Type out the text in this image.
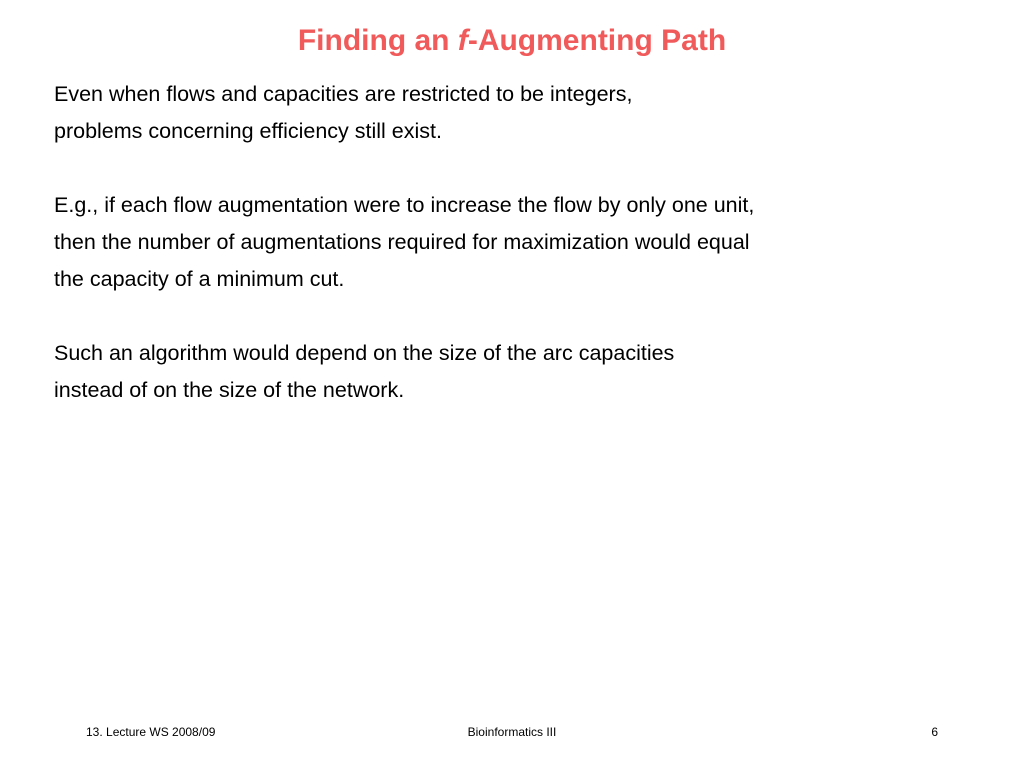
Finding an f-Augmenting Path
Even when flows and capacities are restricted to be integers,
problems concerning efficiency still exist.
E.g., if each flow augmentation were to increase the flow by only one unit,
then the number of augmentations required for maximization would equal
the capacity of a minimum cut.
Such an algorithm would depend on the size of the arc capacities
instead of on the size of the network.
13. Lecture WS 2008/09	Bioinformatics III	6
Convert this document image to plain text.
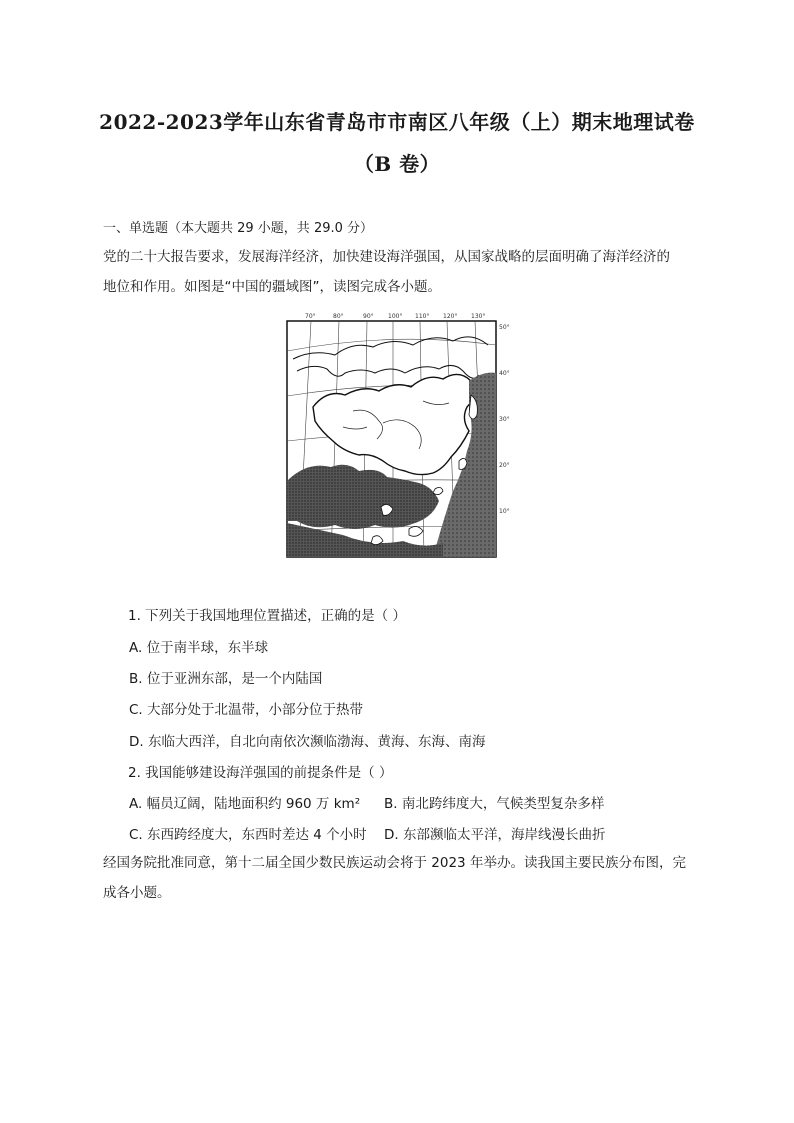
2022-2023学年山东省青岛市市南区八年级（上）期末地理试卷
（B 卷）
一、单选题（本大题共 29 小题，共 29.0 分）
党的二十大报告要求，发展海洋经济，加快建设海洋强国，从国家战略的层面明确了海洋经济的
地位和作用。如图是“中国的疆域图”，读图完成各小题。
70°	80°	90° 100° 110° 120° 130°
50°
40°
30°
20°
10°
1. 下列关于我国地理位置描述，正确的是（ ）
A. 位于南半球，东半球
B. 位于亚洲东部，是一个内陆国
C. 大部分处于北温带，小部分位于热带
D. 东临大西洋，自北向南依次濒临渤海、黄海、东海、南海
2. 我国能够建设海洋强国的前提条件是（ ）
A. 幅员辽阔，陆地面积约 960 万 km² B. 南北跨纬度大，气候类型复杂多样
C. 东西跨经度大，东西时差达 4 个小时 D. 东部濒临太平洋，海岸线漫长曲折
经国务院批准同意，第十二届全国少数民族运动会将于 2023 年举办。读我国主要民族分布图，完
成各小题。
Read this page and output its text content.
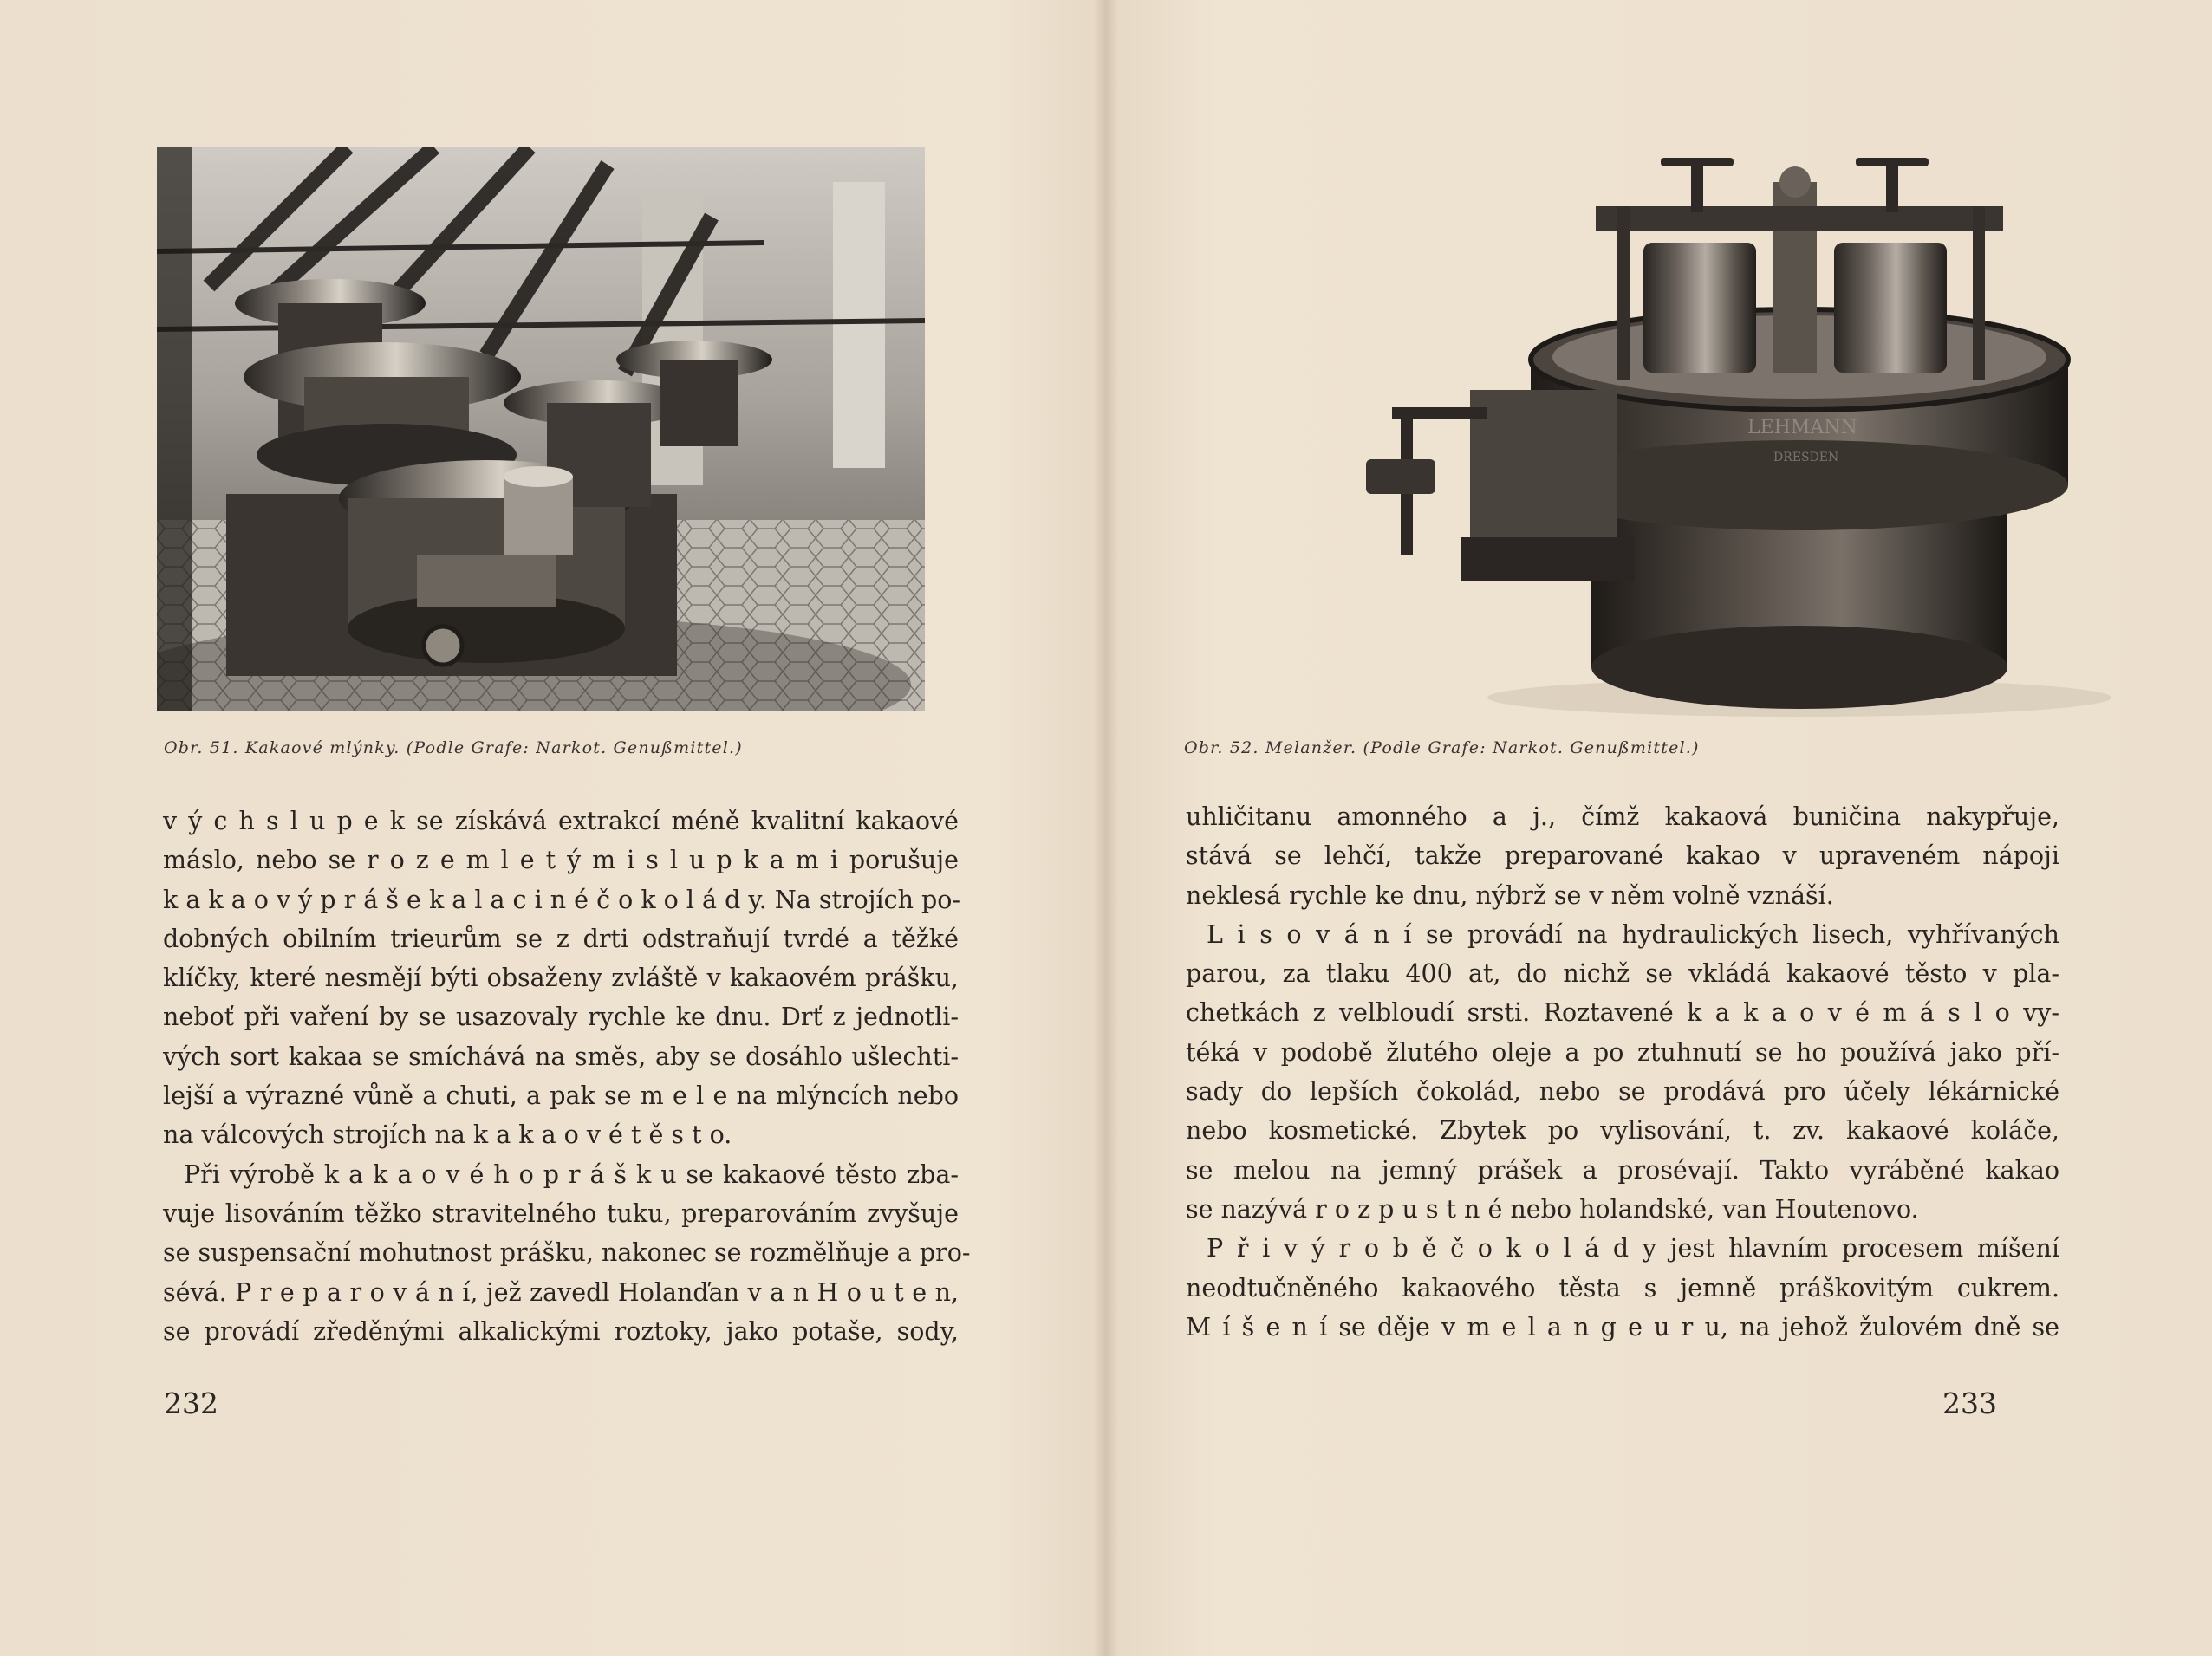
Obr. 51. Kakaové mlýnky. (Podle Grafe: Narkot. Genußmittel.)
v ý c h s l u p e k se získává extrakcí méně kvalitní kakaové
máslo, nebo se r o z e m l e t ý m i s l u p k a m i porušuje
k a k a o v ý p r á š e k a l a c i n é č o k o l á d y. Na strojích po-
dobných obilním trieurům se z drti odstraňují tvrdé a těžké
klíčky, které nesmějí býti obsaženy zvláště v kakaovém prášku,
neboť při vaření by se usazovaly rychle ke dnu. Drť z jednotli-
vých sort kakaa se smíchává na směs, aby se dosáhlo ušlechti-
lejší a výrazné vůně a chuti, a pak se m e l e na mlýncích nebo
na válcových strojích na k a k a o v é t ě s t o.
Při výrobě k a k a o v é h o p r á š k u se kakaové těsto zba-
vuje lisováním těžko stravitelného tuku, preparováním zvyšuje
se suspensační mohutnost prášku, nakonec se rozmělňuje a pro-
sévá. P r e p a r o v á n í, jež zavedl Holanďan v a n H o u t e n,
se provádí zředěnými alkalickými roztoky, jako potaše, sody,
232
LEHMANN
DRESDEN
Obr. 52. Melanžer. (Podle Grafe: Narkot. Genußmittel.)
uhličitanu amonného a j., čímž kakaová buničina nakypřuje,
stává se lehčí, takže preparované kakao v upraveném nápoji
neklesá rychle ke dnu, nýbrž se v něm volně vznáší.
L i s o v á n í se provádí na hydraulických lisech, vyhřívaných
parou, za tlaku 400 at, do nichž se vkládá kakaové těsto v pla-
chetkách z velbloudí srsti. Roztavené k a k a o v é m á s l o vy-
téká v podobě žlutého oleje a po ztuhnutí se ho používá jako pří-
sady do lepších čokolád, nebo se prodává pro účely lékárnické
nebo kosmetické. Zbytek po vylisování, t. zv. kakaové koláče,
se melou na jemný prášek a prosévají. Takto vyráběné kakao
se nazývá r o z p u s t n é nebo holandské, van Houtenovo.
P ř i v ý r o b ě č o k o l á d y jest hlavním procesem míšení
neodtučněného kakaového těsta s jemně práškovitým cukrem.
M í š e n í se děje v m e l a n g e u r u, na jehož žulovém dně se
233
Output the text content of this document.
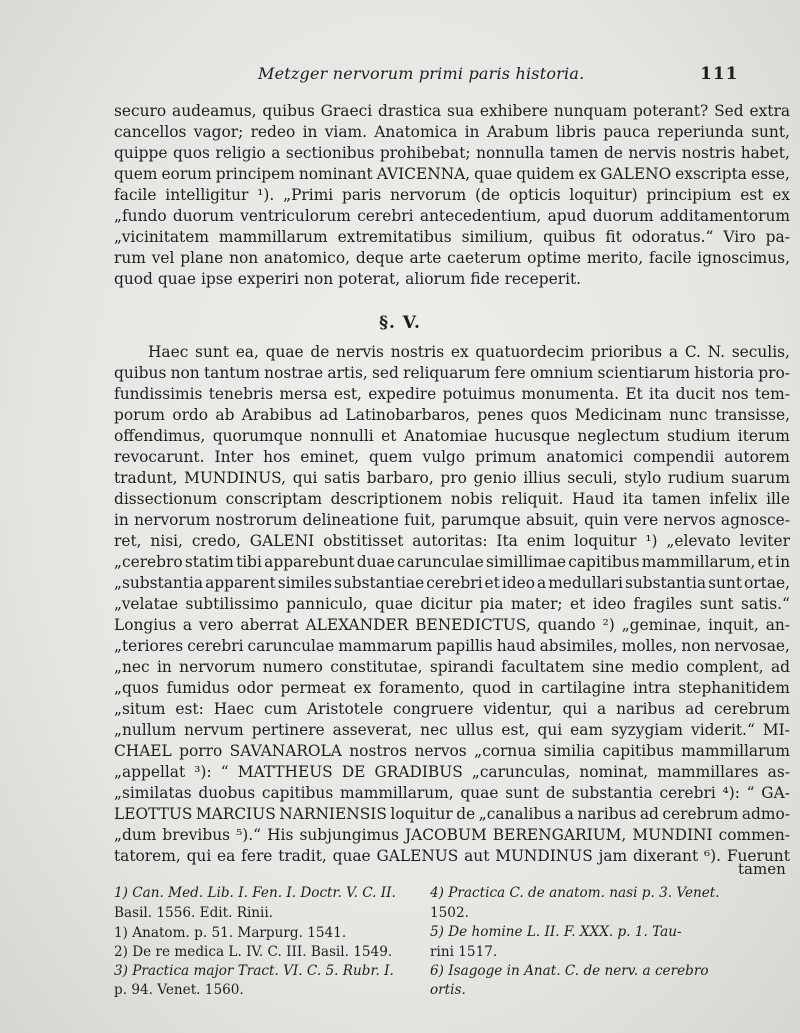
Metzger nervorum primi paris historia.	111
securo audeamus, quibus Graeci drastica sua exhibere nunquam poterant? Sed extra
cancellos vagor; redeo in viam. Anatomica in Arabum libris pauca reperiunda sunt,
quippe quos religio a sectionibus prohibebat; nonnulla tamen de nervis nostris habet,
quem eorum principem nominant AVICENNA, quae quidem ex GALENO exscripta esse,
facile intelligitur ¹). „Primi paris nervorum (de opticis loquitur) principium est ex
„fundo duorum ventriculorum cerebri antecedentium, apud duorum additamentorum
„vicinitatem mammillarum extremitatibus similium, quibus fit odoratus.“ Viro pa-
rum vel plane non anatomico, deque arte caeterum optime merito, facile ignoscimus,
quod quae ipse experiri non poterat, aliorum fide receperit.
§. V.
Haec sunt ea, quae de nervis nostris ex quatuordecim prioribus a C. N. seculis,
quibus non tantum nostrae artis, sed reliquarum fere omnium scientiarum historia pro-
fundissimis tenebris mersa est, expedire potuimus monumenta. Et ita ducit nos tem-
porum ordo ab Arabibus ad Latinobarbaros, penes quos Medicinam nunc transisse,
offendimus, quorumque nonnulli et Anatomiae hucusque neglectum studium iterum
revocarunt. Inter hos eminet, quem vulgo primum anatomici compendii autorem
tradunt, MUNDINUS, qui satis barbaro, pro genio illius seculi, stylo rudium suarum
dissectionum conscriptam descriptionem nobis reliquit. Haud ita tamen infelix ille
in nervorum nostrorum delineatione fuit, parumque absuit, quin vere nervos agnosce-
ret, nisi, credo, GALENI obstitisset autoritas: Ita enim loquitur ¹) „elevato leviter
„cerebro statim tibi apparebunt duae carunculae simillimae capitibus mammillarum, et in
„substantia apparent similes substantiae cerebri et ideo a medullari substantia sunt ortae,
„velatae subtilissimo panniculo, quae dicitur pia mater; et ideo fragiles sunt satis.“
Longius a vero aberrat ALEXANDER BENEDICTUS, quando ²) „geminae, inquit, an-
„teriores cerebri carunculae mammarum papillis haud absimiles, molles, non nervosae,
„nec in nervorum numero constitutae, spirandi facultatem sine medio complent, ad
„quos fumidus odor permeat ex foramento, quod in cartilagine intra stephanitidem
„situm est: Haec cum Aristotele congruere videntur, qui a naribus ad cerebrum
„nullum nervum pertinere asseverat, nec ullus est, qui eam syzygiam viderit.“ MI-
CHAEL porro SAVANAROLA nostros nervos „cornua similia capitibus mammillarum
„appellat ³): “ MATTHEUS DE GRADIBUS „carunculas, nominat, mammillares as-
„similatas duobus capitibus mammillarum, quae sunt de substantia cerebri ⁴): “ GA-
LEOTTUS MARCIUS NARNIENSIS loquitur de „canalibus a naribus ad cerebrum admo-
„dum brevibus ⁵).“ His subjungimus JACOBUM BERENGARIUM, MUNDINI commen-
tatorem, qui ea fere tradit, quae GALENUS aut MUNDINUS jam dixerant ⁶). Fuerunt
tamen
1) Can. Med. Lib. I. Fen. I. Doctr. V. C. II.
Basil. 1556. Edit. Rinii.
1) Anatom. p. 51. Marpurg. 1541.
2) De re medica L. IV. C. III. Basil. 1549.
3) Practica major Tract. VI. C. 5. Rubr. I.
p. 94. Venet. 1560.
4) Practica C. de anatom. nasi p. 3. Venet.
1502.
5) De homine L. II. F. XXX. p. 1. Tau-
rini 1517.
6) Isagoge in Anat. C. de nerv. a cerebro
ortis.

## Work to do
Each line in the listing above that contains "Podle" should be copied.

## Written response
Obr. 51. Kakaové mlýnky. (Podle Grafe: Narkot. Genußmittel.)
Obr. 52. Melanžer. (Podle Grafe: Narkot. Genußmittel.)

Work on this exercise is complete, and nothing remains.